▸ Do this
Check every line below for the word "Répartition" and copy each one that has it.

──────────

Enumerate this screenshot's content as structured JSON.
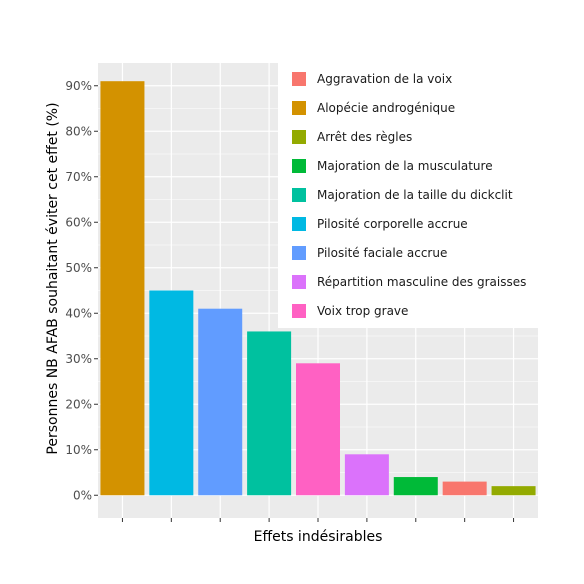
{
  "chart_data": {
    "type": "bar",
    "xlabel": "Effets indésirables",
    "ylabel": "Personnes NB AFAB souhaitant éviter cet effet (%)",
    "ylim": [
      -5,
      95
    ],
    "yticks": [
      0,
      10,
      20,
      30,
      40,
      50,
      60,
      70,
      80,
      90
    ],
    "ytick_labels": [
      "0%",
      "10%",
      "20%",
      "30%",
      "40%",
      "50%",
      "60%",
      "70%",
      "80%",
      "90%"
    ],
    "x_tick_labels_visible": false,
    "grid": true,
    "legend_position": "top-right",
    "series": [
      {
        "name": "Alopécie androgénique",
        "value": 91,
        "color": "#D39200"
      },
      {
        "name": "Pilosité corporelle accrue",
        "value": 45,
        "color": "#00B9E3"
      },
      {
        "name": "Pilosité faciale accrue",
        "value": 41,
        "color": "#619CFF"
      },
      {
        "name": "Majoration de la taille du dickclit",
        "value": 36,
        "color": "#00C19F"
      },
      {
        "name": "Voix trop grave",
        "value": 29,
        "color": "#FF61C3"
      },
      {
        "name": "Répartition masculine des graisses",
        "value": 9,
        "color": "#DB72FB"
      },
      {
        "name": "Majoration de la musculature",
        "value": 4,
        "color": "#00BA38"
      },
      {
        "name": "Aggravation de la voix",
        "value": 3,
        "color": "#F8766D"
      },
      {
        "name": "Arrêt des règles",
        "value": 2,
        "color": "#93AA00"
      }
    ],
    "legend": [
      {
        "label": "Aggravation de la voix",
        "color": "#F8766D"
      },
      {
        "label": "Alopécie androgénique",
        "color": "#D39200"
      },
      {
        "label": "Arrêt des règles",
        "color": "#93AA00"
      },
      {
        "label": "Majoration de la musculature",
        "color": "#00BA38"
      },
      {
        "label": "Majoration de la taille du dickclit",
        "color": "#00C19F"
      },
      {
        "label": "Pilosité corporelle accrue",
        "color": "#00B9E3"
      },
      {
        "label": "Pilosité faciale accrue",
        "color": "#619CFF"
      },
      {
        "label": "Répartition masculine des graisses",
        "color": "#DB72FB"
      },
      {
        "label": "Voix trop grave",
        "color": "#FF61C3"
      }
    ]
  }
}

──────────

▸ The completed task
        "name": "Répartition masculine des graisses",
        "label": "Répartition masculine des graisses",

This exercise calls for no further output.